----- The input

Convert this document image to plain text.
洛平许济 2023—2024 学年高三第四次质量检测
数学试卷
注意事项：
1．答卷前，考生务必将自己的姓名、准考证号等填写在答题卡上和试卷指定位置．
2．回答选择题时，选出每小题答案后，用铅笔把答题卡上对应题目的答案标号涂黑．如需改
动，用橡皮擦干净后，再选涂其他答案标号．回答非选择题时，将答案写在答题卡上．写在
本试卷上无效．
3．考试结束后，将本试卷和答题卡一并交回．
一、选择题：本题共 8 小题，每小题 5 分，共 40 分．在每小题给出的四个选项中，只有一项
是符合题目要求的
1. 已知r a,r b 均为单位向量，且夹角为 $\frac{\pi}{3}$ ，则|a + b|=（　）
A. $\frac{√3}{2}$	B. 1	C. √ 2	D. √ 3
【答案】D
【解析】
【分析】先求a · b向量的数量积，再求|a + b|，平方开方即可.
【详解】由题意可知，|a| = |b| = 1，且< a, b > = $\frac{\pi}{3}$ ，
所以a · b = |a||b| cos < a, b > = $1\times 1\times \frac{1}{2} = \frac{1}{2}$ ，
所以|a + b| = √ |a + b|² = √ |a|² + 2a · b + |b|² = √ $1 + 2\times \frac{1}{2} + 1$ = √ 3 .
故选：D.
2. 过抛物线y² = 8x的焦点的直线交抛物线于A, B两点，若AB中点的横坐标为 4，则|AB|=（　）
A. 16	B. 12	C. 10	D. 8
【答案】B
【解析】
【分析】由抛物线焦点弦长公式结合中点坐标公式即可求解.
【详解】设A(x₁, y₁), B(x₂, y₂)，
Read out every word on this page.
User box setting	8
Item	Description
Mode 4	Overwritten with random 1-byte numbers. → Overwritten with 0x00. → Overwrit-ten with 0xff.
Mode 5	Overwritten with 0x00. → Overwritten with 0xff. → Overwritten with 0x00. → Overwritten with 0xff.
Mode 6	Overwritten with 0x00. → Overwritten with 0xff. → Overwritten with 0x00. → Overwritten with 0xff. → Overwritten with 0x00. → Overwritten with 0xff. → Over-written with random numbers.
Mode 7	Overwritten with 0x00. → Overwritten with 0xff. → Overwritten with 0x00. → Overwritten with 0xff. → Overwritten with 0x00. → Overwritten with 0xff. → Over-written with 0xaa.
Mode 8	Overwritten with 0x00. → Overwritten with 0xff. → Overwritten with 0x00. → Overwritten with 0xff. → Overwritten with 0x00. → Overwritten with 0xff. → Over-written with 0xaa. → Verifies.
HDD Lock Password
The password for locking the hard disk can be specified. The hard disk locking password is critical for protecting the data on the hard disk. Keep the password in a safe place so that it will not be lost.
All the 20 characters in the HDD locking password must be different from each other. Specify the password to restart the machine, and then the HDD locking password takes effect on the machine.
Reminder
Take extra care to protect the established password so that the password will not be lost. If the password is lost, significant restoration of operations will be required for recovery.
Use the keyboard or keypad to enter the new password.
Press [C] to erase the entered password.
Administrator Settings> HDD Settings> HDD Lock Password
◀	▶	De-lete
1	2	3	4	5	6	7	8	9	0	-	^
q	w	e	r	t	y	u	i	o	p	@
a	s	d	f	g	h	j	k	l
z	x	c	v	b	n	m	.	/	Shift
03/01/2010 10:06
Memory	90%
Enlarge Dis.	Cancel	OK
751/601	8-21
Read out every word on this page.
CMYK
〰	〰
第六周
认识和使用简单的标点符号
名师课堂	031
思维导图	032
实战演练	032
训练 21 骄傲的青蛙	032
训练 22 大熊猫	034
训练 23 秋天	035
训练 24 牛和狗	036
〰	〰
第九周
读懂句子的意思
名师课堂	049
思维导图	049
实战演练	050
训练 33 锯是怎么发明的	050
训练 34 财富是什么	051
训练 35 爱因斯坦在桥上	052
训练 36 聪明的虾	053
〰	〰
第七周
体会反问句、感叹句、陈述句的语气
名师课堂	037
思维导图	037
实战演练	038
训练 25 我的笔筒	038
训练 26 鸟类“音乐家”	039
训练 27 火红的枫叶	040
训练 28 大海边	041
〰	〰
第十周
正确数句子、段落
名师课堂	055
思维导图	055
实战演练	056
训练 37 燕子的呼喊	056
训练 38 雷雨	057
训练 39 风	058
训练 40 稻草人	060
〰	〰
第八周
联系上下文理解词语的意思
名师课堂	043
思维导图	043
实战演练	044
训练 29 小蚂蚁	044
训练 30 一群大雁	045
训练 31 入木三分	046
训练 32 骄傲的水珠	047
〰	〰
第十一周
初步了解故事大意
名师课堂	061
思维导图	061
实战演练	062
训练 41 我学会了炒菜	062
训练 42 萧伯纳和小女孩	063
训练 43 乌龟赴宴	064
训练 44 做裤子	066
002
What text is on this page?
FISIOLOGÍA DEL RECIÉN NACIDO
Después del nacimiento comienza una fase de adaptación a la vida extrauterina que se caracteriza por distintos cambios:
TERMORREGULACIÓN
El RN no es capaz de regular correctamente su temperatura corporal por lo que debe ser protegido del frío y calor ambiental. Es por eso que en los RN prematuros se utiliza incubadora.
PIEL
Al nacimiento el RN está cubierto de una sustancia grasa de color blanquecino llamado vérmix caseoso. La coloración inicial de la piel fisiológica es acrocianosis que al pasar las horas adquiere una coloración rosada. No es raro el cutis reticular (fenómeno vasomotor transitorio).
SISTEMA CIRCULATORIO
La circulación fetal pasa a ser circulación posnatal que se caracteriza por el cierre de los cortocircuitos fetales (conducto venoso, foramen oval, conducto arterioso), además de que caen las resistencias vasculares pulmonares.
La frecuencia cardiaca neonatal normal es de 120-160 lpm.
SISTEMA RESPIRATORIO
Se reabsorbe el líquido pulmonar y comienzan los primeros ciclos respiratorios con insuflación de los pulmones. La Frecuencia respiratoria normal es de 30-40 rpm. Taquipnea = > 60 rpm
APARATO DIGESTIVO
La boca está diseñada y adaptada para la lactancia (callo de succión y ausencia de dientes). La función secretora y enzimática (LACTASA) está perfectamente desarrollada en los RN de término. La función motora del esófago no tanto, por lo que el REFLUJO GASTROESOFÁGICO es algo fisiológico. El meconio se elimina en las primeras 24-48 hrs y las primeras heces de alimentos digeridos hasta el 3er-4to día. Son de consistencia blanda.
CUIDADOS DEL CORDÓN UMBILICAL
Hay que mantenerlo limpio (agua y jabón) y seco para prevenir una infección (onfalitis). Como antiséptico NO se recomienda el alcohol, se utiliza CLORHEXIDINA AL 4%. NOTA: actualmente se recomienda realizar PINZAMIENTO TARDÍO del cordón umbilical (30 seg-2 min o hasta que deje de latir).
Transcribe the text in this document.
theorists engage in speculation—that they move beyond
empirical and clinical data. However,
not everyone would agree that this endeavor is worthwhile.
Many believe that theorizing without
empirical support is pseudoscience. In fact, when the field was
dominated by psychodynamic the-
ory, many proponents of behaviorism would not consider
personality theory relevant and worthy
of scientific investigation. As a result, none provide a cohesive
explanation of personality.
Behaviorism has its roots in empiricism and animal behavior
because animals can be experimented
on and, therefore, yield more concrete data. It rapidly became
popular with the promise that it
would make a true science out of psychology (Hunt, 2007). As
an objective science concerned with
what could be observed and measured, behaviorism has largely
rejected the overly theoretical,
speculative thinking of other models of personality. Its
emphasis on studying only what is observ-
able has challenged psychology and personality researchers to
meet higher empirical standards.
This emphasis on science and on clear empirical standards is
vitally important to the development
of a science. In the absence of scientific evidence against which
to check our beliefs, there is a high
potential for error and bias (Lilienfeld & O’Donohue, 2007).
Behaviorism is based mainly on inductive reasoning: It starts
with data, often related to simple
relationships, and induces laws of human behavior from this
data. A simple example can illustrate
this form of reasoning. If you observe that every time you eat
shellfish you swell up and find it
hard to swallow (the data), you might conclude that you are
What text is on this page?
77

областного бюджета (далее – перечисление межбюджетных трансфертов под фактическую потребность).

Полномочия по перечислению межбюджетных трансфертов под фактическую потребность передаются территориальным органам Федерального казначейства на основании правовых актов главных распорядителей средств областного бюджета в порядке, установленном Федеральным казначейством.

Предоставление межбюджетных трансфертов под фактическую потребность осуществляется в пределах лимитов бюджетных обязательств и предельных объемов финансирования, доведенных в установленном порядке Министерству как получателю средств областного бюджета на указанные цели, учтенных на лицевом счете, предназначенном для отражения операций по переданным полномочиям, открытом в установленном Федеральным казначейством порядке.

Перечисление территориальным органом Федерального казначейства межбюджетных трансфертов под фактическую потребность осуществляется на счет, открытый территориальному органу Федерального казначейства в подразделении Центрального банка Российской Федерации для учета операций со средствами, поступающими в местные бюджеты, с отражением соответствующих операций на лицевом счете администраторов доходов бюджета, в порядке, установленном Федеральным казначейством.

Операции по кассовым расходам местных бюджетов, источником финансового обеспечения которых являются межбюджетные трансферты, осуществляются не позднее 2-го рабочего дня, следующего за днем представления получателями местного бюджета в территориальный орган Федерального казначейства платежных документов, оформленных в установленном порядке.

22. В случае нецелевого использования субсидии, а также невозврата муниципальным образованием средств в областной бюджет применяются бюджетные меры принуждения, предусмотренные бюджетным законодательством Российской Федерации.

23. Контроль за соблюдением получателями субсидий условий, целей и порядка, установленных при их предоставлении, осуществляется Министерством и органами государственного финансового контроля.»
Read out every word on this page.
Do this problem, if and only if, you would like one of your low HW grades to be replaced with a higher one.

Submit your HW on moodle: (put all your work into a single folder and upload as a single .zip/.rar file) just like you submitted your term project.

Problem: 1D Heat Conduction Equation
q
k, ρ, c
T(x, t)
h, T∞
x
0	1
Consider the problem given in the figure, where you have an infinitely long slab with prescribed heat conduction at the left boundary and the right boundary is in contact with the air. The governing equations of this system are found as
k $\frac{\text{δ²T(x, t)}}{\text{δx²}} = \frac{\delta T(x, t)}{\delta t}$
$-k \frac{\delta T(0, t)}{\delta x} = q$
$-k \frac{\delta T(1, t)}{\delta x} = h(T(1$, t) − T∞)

----------

To be done: Return every line holding the word "will" from the records.

Reply:
The password for locking the hard disk can be specified. The hard disk locking password is critical for protecting the data on the hard disk. Keep the password in a safe place so that it will not be lost.
Take extra care to protect the established password so that the password will not be lost. If the password is lost, significant restoration of operations will be required for recovery.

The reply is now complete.